Monday 5 September 2016

GITAR KLASIK: "LUWES NAN TAJIR" - by: Michael Gunadi Widjaja

GITAR KLASIK:
“LUWES NAN TAJIR”
by: Michael Gunadi Widjaja


KEINDAHAN GITAR SPANYOL
Sepertinya sudah membudaya, bahwa kecantikan dan keindahan perempuan diidentikkan dengan hal-hal yang bersifat alamiah. Kita tentu masih belum lupa, bahwa pernah ada ungkapan seperi ini: “Wah, wajahmu seelok bulan.” Tentu untuk zaman sebelum Indonesia merdeka, istilah rayuan semacam itu sangat laris manis dan membuat perempuan tersipu-sipu, seperti kucing terpleset kulit pisang.

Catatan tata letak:
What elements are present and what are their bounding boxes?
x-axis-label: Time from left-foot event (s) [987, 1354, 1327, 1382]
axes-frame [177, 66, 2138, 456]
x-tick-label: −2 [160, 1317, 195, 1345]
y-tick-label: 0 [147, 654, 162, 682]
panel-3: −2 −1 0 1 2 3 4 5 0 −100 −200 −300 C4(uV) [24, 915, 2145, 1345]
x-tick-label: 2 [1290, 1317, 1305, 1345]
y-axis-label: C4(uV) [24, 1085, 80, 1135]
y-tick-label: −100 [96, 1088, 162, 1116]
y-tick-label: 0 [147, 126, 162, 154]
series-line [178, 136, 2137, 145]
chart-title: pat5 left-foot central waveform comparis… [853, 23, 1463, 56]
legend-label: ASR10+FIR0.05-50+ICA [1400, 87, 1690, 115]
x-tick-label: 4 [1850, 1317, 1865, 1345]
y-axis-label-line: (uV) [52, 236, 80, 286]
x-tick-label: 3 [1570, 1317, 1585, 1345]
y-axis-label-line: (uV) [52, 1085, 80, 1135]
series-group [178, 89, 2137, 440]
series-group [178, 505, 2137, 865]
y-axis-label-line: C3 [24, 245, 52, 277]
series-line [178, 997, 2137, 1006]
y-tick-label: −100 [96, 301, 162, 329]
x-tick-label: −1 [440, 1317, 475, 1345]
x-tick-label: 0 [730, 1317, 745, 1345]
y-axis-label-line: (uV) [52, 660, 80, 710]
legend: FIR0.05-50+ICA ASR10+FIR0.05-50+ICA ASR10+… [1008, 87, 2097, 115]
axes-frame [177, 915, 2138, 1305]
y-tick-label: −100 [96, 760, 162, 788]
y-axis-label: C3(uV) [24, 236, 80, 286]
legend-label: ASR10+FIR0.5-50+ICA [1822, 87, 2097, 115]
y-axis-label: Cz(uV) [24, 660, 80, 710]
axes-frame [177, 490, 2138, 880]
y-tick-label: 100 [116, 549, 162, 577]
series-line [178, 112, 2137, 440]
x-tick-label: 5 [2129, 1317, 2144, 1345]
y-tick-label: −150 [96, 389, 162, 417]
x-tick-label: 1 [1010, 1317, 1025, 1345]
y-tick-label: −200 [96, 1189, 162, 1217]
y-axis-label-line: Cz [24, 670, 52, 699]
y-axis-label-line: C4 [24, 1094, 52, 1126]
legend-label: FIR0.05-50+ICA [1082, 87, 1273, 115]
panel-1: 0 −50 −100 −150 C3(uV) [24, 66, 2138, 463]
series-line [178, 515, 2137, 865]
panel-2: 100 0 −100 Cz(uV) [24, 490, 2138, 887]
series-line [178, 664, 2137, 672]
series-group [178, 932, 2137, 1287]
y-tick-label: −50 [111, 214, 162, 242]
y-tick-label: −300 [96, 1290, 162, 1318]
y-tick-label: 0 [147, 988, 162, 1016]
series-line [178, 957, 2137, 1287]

#### SOAL LATIHAN
• A. Susun baris-baris catatan menjadi tabel Markdown dengan kolom Baris (nomor urut) dan Isi (teks barisnya). Ambil mulai dari baris pertama catatan sampai dan termasuk baris yang memuat "chart-title: pat5 left-foot", dan lewati baris kosong.
• B. Sambung tulisan tentang gitar klasik ini mulai setelah kalimat terakhir yang ditampilkan.

#### HASIL YANG DIHARAPKAN
• A.
| Baris | Isi |
|---|---|
| 1 | What elements are present and what are their bounding boxes? |
| 2 | x-axis-label: Time from left-foot event (s) [987, 1354, 1327, 1382] |
| 3 | axes-frame [177, 66, 2138, 456] |
| 4 | x-tick-label: −2 [160, 1317, 195, 1345] |
| 5 | y-tick-label: 0 [147, 654, 162, 682] |
| 6 | panel-3: −2 −1 0 1 2 3 4 5 0 −100 −200 −300 C4(uV) [24, 915, 2145, 1345] |
| 7 | x-tick-label: 2 [1290, 1317, 1305, 1345] |
| 8 | y-axis-label: C4(uV) [24, 1085, 80, 1135] |
| 9 | y-tick-label: −100 [96, 1088, 162, 1116] |
| 10 | y-tick-label: 0 [147, 126, 162, 154] |
| 11 | series-line [178, 136, 2137, 145] |
| 12 | chart-title: pat5 left-foot central waveform comparis… [853, 23, 1463, 56] |

• B.
Zaman terus berjalan. Manusia mampu menginjakkan kakinya di bulan. Dan ternyata wajah bulan TIDAK MULUS dan malahan penuh dengan bopeng-bopeng. Jadi jika zaman sekarang anda masih merayu perempuan dengan mengatakan bahwa wajahnya seindah bulan, siap-siap saja untuk ditampar sambil disiram kopi panas. Hmm…

Selain bulan, keindahan perempuan juga sering diidentikkan dengan GITAR SPANYOL. Kita tentu masih ingat dan masih terngiang akan adanya ungkapan seperti ini: “WAAAAAAAH BODY NYA AMBOI CING… GITAR SPANYOL!” atau “WUUUUIHHHHH PINGGANG DAN PINGGULNYA GITAR SPANYOL BINGITZ DEH!” Terus terang, jujur saja saya agak bingung dengan ungkapan seperti itu.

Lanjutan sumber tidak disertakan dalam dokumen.